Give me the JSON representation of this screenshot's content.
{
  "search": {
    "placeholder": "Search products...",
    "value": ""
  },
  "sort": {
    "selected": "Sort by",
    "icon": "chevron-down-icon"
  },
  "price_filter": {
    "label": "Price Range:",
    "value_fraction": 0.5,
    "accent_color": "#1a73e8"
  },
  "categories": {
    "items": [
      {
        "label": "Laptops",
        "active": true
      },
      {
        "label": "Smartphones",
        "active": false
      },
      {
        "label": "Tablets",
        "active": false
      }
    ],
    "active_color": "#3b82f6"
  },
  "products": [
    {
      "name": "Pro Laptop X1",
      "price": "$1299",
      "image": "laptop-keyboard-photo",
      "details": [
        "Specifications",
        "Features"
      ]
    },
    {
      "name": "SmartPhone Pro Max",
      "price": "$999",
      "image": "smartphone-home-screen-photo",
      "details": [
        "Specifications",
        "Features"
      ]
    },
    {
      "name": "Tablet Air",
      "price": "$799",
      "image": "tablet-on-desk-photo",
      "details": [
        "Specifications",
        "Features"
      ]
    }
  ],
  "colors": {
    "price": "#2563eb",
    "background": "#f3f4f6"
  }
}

STATED TASK. Return all lines containing the word "label".

FULL ANSWER.
    "label": "Price Range:",
        "label": "Laptops",
        "label": "Smartphones",
        "label": "Tablets",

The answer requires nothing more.